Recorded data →
--- BEGIN ---
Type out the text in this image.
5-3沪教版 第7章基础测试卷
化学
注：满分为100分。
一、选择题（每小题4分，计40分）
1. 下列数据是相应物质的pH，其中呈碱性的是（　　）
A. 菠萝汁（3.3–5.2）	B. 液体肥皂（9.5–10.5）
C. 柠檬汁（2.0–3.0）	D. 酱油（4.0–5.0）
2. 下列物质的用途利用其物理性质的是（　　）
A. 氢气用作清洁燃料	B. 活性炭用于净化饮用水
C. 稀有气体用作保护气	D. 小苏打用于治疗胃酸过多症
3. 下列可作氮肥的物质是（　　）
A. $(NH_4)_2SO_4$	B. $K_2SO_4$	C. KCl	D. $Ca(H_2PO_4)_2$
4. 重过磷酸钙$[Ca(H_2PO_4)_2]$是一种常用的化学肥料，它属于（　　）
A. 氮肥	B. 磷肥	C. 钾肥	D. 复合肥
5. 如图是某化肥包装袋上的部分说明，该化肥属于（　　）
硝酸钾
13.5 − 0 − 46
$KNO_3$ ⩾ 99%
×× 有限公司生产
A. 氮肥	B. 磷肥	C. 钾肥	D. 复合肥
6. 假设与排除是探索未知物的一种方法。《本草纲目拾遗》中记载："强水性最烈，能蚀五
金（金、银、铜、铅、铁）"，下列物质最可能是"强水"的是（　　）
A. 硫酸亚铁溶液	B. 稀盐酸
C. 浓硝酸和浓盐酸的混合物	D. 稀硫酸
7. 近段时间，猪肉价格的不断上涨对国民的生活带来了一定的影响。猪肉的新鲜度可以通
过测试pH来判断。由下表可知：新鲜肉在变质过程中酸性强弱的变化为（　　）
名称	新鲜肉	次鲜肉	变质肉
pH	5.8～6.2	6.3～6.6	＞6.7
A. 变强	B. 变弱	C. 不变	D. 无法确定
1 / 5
--- END ---
--- BEGIN ---
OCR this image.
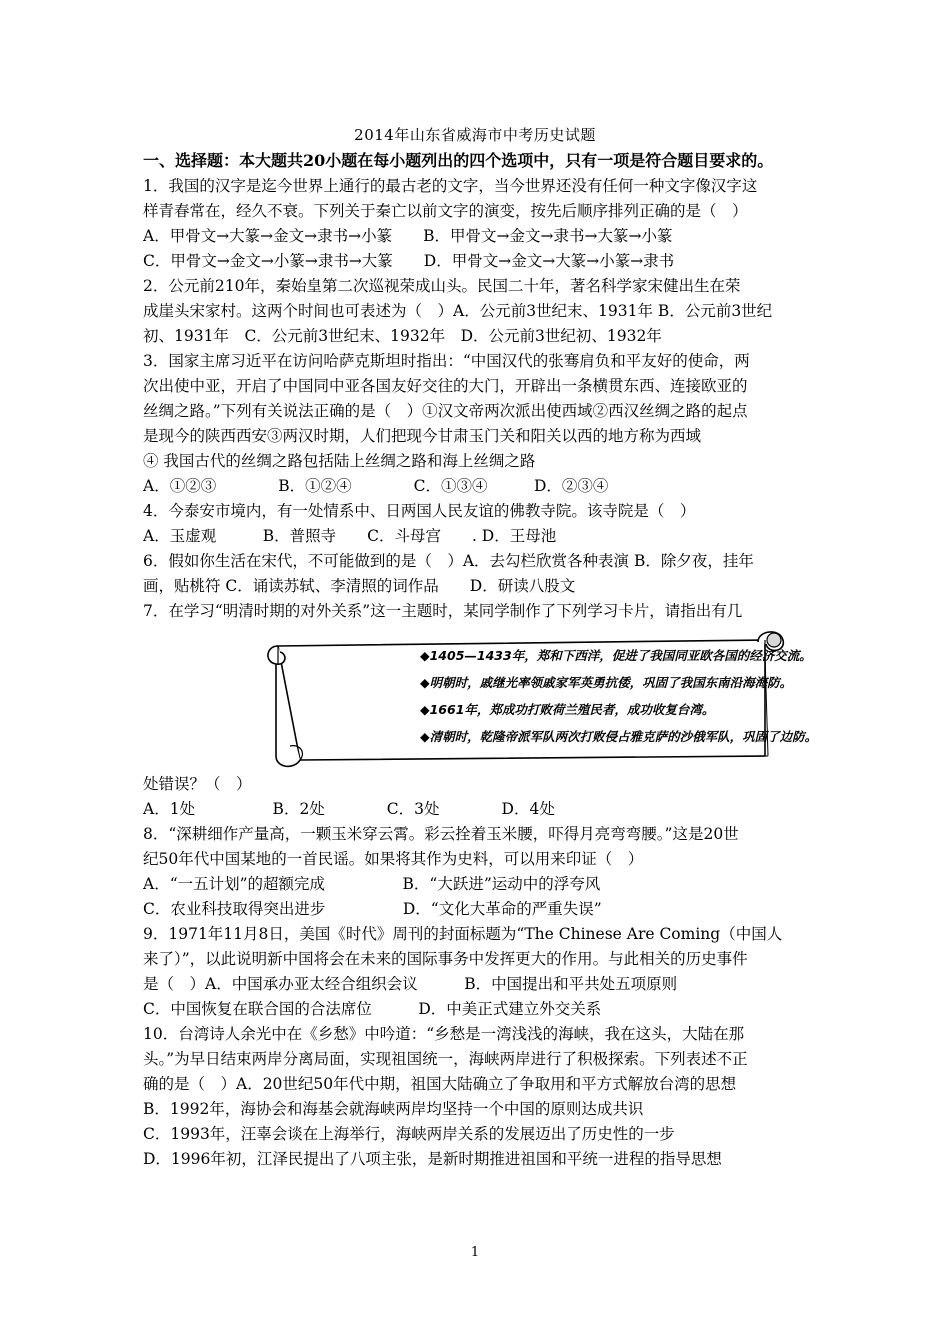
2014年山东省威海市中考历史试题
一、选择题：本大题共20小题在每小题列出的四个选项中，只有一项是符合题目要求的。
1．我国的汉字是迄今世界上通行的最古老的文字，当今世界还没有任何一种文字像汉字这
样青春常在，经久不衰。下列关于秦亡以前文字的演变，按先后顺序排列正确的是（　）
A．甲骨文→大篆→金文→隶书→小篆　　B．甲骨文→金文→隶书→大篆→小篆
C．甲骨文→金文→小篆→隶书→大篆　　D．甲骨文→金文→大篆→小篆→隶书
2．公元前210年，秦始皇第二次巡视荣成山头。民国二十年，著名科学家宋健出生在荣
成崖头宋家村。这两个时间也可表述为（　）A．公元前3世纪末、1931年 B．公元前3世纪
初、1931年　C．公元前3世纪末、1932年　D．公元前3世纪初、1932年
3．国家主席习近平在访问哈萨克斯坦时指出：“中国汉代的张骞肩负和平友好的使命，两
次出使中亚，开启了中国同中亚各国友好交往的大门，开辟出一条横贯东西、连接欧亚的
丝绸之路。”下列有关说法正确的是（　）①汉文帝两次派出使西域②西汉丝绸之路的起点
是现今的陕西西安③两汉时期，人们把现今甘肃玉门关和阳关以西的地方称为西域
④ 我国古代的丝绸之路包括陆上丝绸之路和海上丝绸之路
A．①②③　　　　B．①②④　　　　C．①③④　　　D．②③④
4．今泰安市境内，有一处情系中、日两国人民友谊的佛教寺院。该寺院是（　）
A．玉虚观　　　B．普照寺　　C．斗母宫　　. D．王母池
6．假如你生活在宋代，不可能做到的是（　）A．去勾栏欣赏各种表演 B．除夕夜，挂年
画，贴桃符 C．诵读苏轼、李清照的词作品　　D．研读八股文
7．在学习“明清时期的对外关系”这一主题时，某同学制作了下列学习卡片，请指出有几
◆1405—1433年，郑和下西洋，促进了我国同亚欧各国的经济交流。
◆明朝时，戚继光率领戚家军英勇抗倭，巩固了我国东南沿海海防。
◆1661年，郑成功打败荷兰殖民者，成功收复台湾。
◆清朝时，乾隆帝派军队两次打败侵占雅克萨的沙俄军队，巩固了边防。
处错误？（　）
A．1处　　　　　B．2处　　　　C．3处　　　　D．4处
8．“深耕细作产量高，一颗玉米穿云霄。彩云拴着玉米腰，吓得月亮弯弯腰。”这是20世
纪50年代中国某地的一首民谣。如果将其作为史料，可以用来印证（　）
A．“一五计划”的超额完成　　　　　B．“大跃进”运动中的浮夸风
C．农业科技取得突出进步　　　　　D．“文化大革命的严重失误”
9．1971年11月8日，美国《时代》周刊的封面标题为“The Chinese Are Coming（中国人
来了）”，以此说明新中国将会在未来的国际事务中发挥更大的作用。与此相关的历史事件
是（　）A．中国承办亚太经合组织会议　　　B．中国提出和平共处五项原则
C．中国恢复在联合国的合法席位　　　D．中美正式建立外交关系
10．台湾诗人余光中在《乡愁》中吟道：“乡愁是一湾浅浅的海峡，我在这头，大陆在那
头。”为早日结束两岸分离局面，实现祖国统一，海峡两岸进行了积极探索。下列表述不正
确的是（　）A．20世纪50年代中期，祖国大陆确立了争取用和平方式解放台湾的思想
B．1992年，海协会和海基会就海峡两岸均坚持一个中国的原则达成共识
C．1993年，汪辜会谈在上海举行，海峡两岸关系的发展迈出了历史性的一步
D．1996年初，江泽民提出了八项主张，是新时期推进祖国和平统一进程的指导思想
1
--- END ---
GOAL OF THE EXERCISE → Report each line of the material above where the word "this" appears.

SOLVED EXERCISE →
Type out the text in this image.
OCR this image.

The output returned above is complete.